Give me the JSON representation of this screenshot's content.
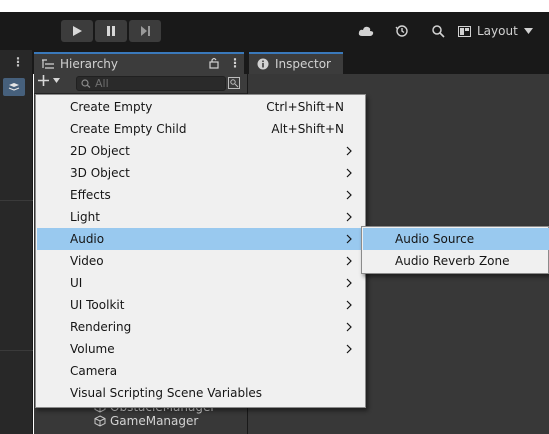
{
  "toolbar": {
    "play_icon": "play-icon",
    "pause_icon": "pause-icon",
    "step_icon": "step-icon",
    "cloud_icon": "cloud-icon",
    "history_icon": "history-icon",
    "search_icon": "search-icon",
    "layout_label": "Layout"
  },
  "tabs": {
    "hierarchy": "Hierarchy",
    "inspector": "Inspector"
  },
  "hierarchy": {
    "search_placeholder": "All",
    "items": [
      "ObstacleManager",
      "GameManager"
    ]
  },
  "menu": {
    "items": [
      {
        "label": "Create Empty",
        "shortcut": "Ctrl+Shift+N",
        "submenu": false
      },
      {
        "label": "Create Empty Child",
        "shortcut": "Alt+Shift+N",
        "submenu": false
      },
      {
        "label": "2D Object",
        "shortcut": "",
        "submenu": true
      },
      {
        "label": "3D Object",
        "shortcut": "",
        "submenu": true
      },
      {
        "label": "Effects",
        "shortcut": "",
        "submenu": true
      },
      {
        "label": "Light",
        "shortcut": "",
        "submenu": true
      },
      {
        "label": "Audio",
        "shortcut": "",
        "submenu": true,
        "highlighted": true
      },
      {
        "label": "Video",
        "shortcut": "",
        "submenu": true
      },
      {
        "label": "UI",
        "shortcut": "",
        "submenu": true
      },
      {
        "label": "UI Toolkit",
        "shortcut": "",
        "submenu": true
      },
      {
        "label": "Rendering",
        "shortcut": "",
        "submenu": true
      },
      {
        "label": "Volume",
        "shortcut": "",
        "submenu": true
      },
      {
        "label": "Camera",
        "shortcut": "",
        "submenu": false
      },
      {
        "label": "Visual Scripting Scene Variables",
        "shortcut": "",
        "submenu": false
      }
    ]
  },
  "submenu": {
    "items": [
      {
        "label": "Audio Source",
        "highlighted": true
      },
      {
        "label": "Audio Reverb Zone",
        "highlighted": false
      }
    ]
  },
  "colors": {
    "highlight": "#99c9ef",
    "menu_bg": "#f0f0f0",
    "panel_bg": "#383838",
    "tab_accent": "#3a79bb"
  }
}
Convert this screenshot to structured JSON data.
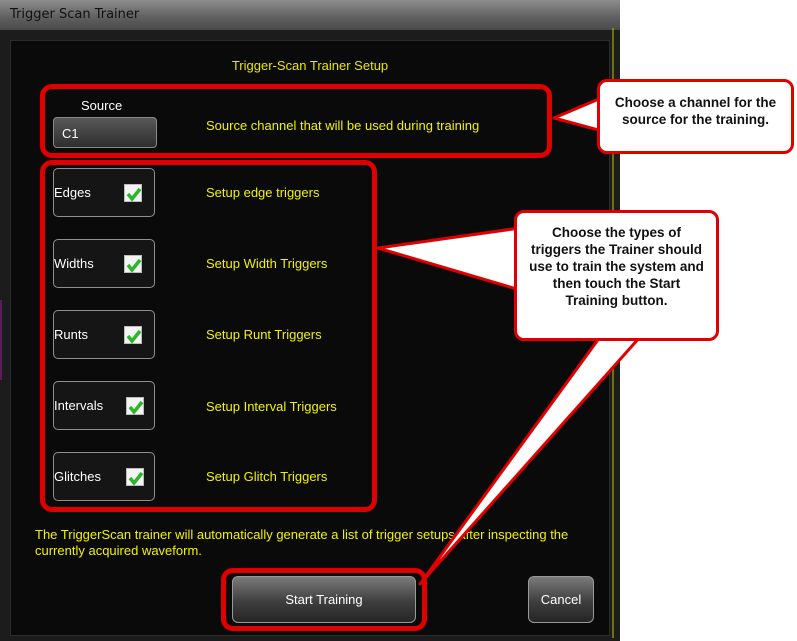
{
  "window": {
    "title": "Trigger Scan Trainer"
  },
  "dialog": {
    "heading": "Trigger-Scan Trainer Setup"
  },
  "source": {
    "label": "Source",
    "value": "C1",
    "description": "Source channel that will be used during training"
  },
  "triggers": [
    {
      "label": "Edges",
      "checked": true,
      "description": "Setup edge triggers"
    },
    {
      "label": "Widths",
      "checked": true,
      "description": "Setup Width Triggers"
    },
    {
      "label": "Runts",
      "checked": true,
      "description": "Setup Runt Triggers"
    },
    {
      "label": "Intervals",
      "checked": true,
      "description": "Setup Interval Triggers"
    },
    {
      "label": "Glitches",
      "checked": true,
      "description": "Setup Glitch Triggers"
    }
  ],
  "note": "The TriggerScan trainer will automatically generate a list of trigger setups after inspecting the currently acquired waveform.",
  "buttons": {
    "start": "Start Training",
    "cancel": "Cancel"
  },
  "callouts": {
    "source": "Choose a channel for the source for the training.",
    "triggers": "Choose the types of triggers the Trainer should use to train the system and then touch the Start Training button."
  },
  "colors": {
    "highlight": "#e00000",
    "accent_text": "#f2f200",
    "check": "#2bb52b"
  }
}
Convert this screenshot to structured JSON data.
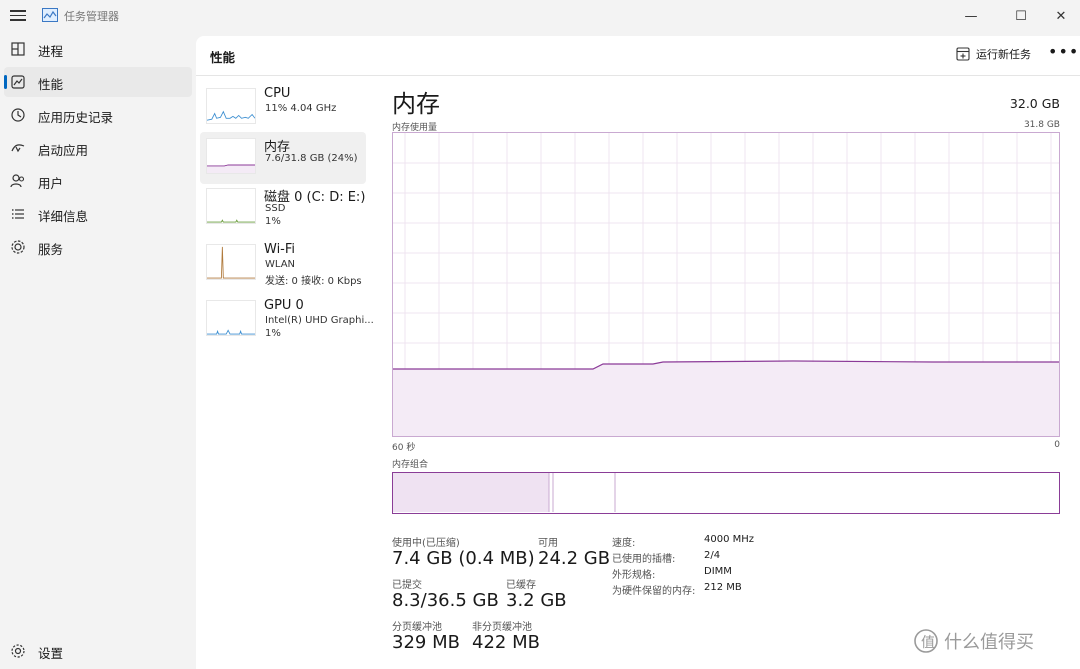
{
  "window": {
    "title": "任务管理器",
    "minimize_glyph": "—",
    "maximize_glyph": "☐",
    "close_glyph": "✕"
  },
  "sidebar": {
    "items": [
      {
        "label": "进程",
        "icon": "processes-icon"
      },
      {
        "label": "性能",
        "icon": "performance-icon",
        "active": true
      },
      {
        "label": "应用历史记录",
        "icon": "history-icon"
      },
      {
        "label": "启动应用",
        "icon": "startup-icon"
      },
      {
        "label": "用户",
        "icon": "users-icon"
      },
      {
        "label": "详细信息",
        "icon": "details-icon"
      },
      {
        "label": "服务",
        "icon": "services-icon"
      }
    ],
    "settings_label": "设置"
  },
  "header": {
    "title": "性能",
    "run_task_label": "运行新任务",
    "more_glyph": "•••"
  },
  "devices": [
    {
      "name": "CPU",
      "lines": [
        "11%  4.04 GHz"
      ]
    },
    {
      "name": "内存",
      "lines": [
        "7.6/31.8 GB (24%)"
      ],
      "active": true
    },
    {
      "name": "磁盘 0 (C: D: E:)",
      "lines": [
        "SSD",
        "1%"
      ]
    },
    {
      "name": "Wi-Fi",
      "lines": [
        "WLAN",
        "发送: 0  接收: 0 Kbps"
      ]
    },
    {
      "name": "GPU 0",
      "lines": [
        "Intel(R) UHD Graphi...",
        "1%"
      ]
    }
  ],
  "memory": {
    "title": "内存",
    "total": "32.0 GB",
    "usage_label": "内存使用量",
    "usage_max": "31.8 GB",
    "time_left": "60 秒",
    "time_right": "0",
    "composition_label": "内存组合",
    "stats": {
      "in_use_label": "使用中(已压缩)",
      "in_use_value": "7.4 GB (0.4 MB)",
      "available_label": "可用",
      "available_value": "24.2 GB",
      "committed_label": "已提交",
      "committed_value": "8.3/36.5 GB",
      "cached_label": "已缓存",
      "cached_value": "3.2 GB",
      "paged_label": "分页缓冲池",
      "paged_value": "329 MB",
      "nonpaged_label": "非分页缓冲池",
      "nonpaged_value": "422 MB"
    },
    "specs": [
      {
        "key": "速度:",
        "value": "4000 MHz"
      },
      {
        "key": "已使用的插槽:",
        "value": "2/4"
      },
      {
        "key": "外形规格:",
        "value": "DIMM"
      },
      {
        "key": "为硬件保留的内存:",
        "value": "212 MB"
      }
    ]
  },
  "watermark": "什么值得买",
  "colors": {
    "accent": "#0067c0",
    "memory_line": "#8b3a98",
    "memory_fill": "#f4ebf6"
  }
}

◆ ◆ ◆

■ **Aim of the exercise**: Every record gets retyped exactly; no picture goes into the copy.

■ **Correct answer**:
Give me the JSON representation of this screenshot's content.
{
  "toolbar": {
    "play_icon": "play-icon",
    "pause_icon": "pause-icon",
    "step_icon": "step-icon",
    "cloud_icon": "cloud-icon",
    "history_icon": "history-icon",
    "search_icon": "search-icon",
    "layout_label": "Layout"
  },
  "tabs": {
    "hierarchy": "Hierarchy",
    "inspector": "Inspector"
  },
  "hierarchy": {
    "search_placeholder": "All",
    "items": [
      "ObstacleManager",
      "GameManager"
    ]
  },
  "menu": {
    "items": [
      {
        "label": "Create Empty",
        "shortcut": "Ctrl+Shift+N",
        "submenu": false
      },
      {
        "label": "Create Empty Child",
        "shortcut": "Alt+Shift+N",
        "submenu": false
      },
      {
        "label": "2D Object",
        "shortcut": "",
        "submenu": true
      },
      {
        "label": "3D Object",
        "shortcut": "",
        "submenu": true
      },
      {
        "label": "Effects",
        "shortcut": "",
        "submenu": true
      },
      {
        "label": "Light",
        "shortcut": "",
        "submenu": true
      },
      {
        "label": "Audio",
        "shortcut": "",
        "submenu": true,
        "highlighted": true
      },
      {
        "label": "Video",
        "shortcut": "",
        "submenu": true
      },
      {
        "label": "UI",
        "shortcut": "",
        "submenu": true
      },
      {
        "label": "UI Toolkit",
        "shortcut": "",
        "submenu": true
      },
      {
        "label": "Rendering",
        "shortcut": "",
        "submenu": true
      },
      {
        "label": "Volume",
        "shortcut": "",
        "submenu": true
      },
      {
        "label": "Camera",
        "shortcut": "",
        "submenu": false
      },
      {
        "label": "Visual Scripting Scene Variables",
        "shortcut": "",
        "submenu": false
      }
    ]
  },
  "submenu": {
    "items": [
      {
        "label": "Audio Source",
        "highlighted": true
      },
      {
        "label": "Audio Reverb Zone",
        "highlighted": false
      }
    ]
  },
  "colors": {
    "highlight": "#99c9ef",
    "menu_bg": "#f0f0f0",
    "panel_bg": "#383838",
    "tab_accent": "#3a79bb"
  }
}
Convert this screenshot to structured JSON data.
{
  "window": {
    "title": "Trigger Scan Trainer"
  },
  "dialog": {
    "heading": "Trigger-Scan Trainer Setup"
  },
  "source": {
    "label": "Source",
    "value": "C1",
    "description": "Source channel that will be used during training"
  },
  "triggers": [
    {
      "label": "Edges",
      "checked": true,
      "description": "Setup edge triggers"
    },
    {
      "label": "Widths",
      "checked": true,
      "description": "Setup Width Triggers"
    },
    {
      "label": "Runts",
      "checked": true,
      "description": "Setup Runt Triggers"
    },
    {
      "label": "Intervals",
      "checked": true,
      "description": "Setup Interval Triggers"
    },
    {
      "label": "Glitches",
      "checked": true,
      "description": "Setup Glitch Triggers"
    }
  ],
  "note": "The TriggerScan trainer will automatically generate a list of trigger setups after inspecting the currently acquired waveform.",
  "buttons": {
    "start": "Start Training",
    "cancel": "Cancel"
  },
  "callouts": {
    "source": "Choose a channel for the source for the training.",
    "triggers": "Choose the types of triggers the Trainer should use to train the system and then touch the Start Training button."
  },
  "colors": {
    "highlight": "#e00000",
    "accent_text": "#f2f200",
    "check": "#2bb52b"
  }
}
Convert this screenshot to structured JSON data.
{
  "window": {
    "title": "任务管理器",
    "minimize_glyph": "—",
    "maximize_glyph": "☐",
    "close_glyph": "✕"
  },
  "sidebar": {
    "items": [
      {
        "label": "进程",
        "icon": "processes-icon"
      },
      {
        "label": "性能",
        "icon": "performance-icon",
        "active": true
      },
      {
        "label": "应用历史记录",
        "icon": "history-icon"
      },
      {
        "label": "启动应用",
        "icon": "startup-icon"
      },
      {
        "label": "用户",
        "icon": "users-icon"
      },
      {
        "label": "详细信息",
        "icon": "details-icon"
      },
      {
        "label": "服务",
        "icon": "services-icon"
      }
    ],
    "settings_label": "设置"
  },
  "header": {
    "title": "性能",
    "run_task_label": "运行新任务",
    "more_glyph": "•••"
  },
  "devices": [
    {
      "name": "CPU",
      "lines": [
        "11%  4.04 GHz"
      ]
    },
    {
      "name": "内存",
      "lines": [
        "7.6/31.8 GB (24%)"
      ],
      "active": true
    },
    {
      "name": "磁盘 0 (C: D: E:)",
      "lines": [
        "SSD",
        "1%"
      ]
    },
    {
      "name": "Wi-Fi",
      "lines": [
        "WLAN",
        "发送: 0  接收: 0 Kbps"
      ]
    },
    {
      "name": "GPU 0",
      "lines": [
        "Intel(R) UHD Graphi...",
        "1%"
      ]
    }
  ],
  "memory": {
    "title": "内存",
    "total": "32.0 GB",
    "usage_label": "内存使用量",
    "usage_max": "31.8 GB",
    "time_left": "60 秒",
    "time_right": "0",
    "composition_label": "内存组合",
    "stats": {
      "in_use_label": "使用中(已压缩)",
      "in_use_value": "7.4 GB (0.4 MB)",
      "available_label": "可用",
      "available_value": "24.2 GB",
      "committed_label": "已提交",
      "committed_value": "8.3/36.5 GB",
      "cached_label": "已缓存",
      "cached_value": "3.2 GB",
      "paged_label": "分页缓冲池",
      "paged_value": "329 MB",
      "nonpaged_label": "非分页缓冲池",
      "nonpaged_value": "422 MB"
    },
    "specs": [
      {
        "key": "速度:",
        "value": "4000 MHz"
      },
      {
        "key": "已使用的插槽:",
        "value": "2/4"
      },
      {
        "key": "外形规格:",
        "value": "DIMM"
      },
      {
        "key": "为硬件保留的内存:",
        "value": "212 MB"
      }
    ]
  },
  "watermark": "什么值得买",
  "colors": {
    "accent": "#0067c0",
    "memory_line": "#8b3a98",
    "memory_fill": "#f4ebf6"
  }
}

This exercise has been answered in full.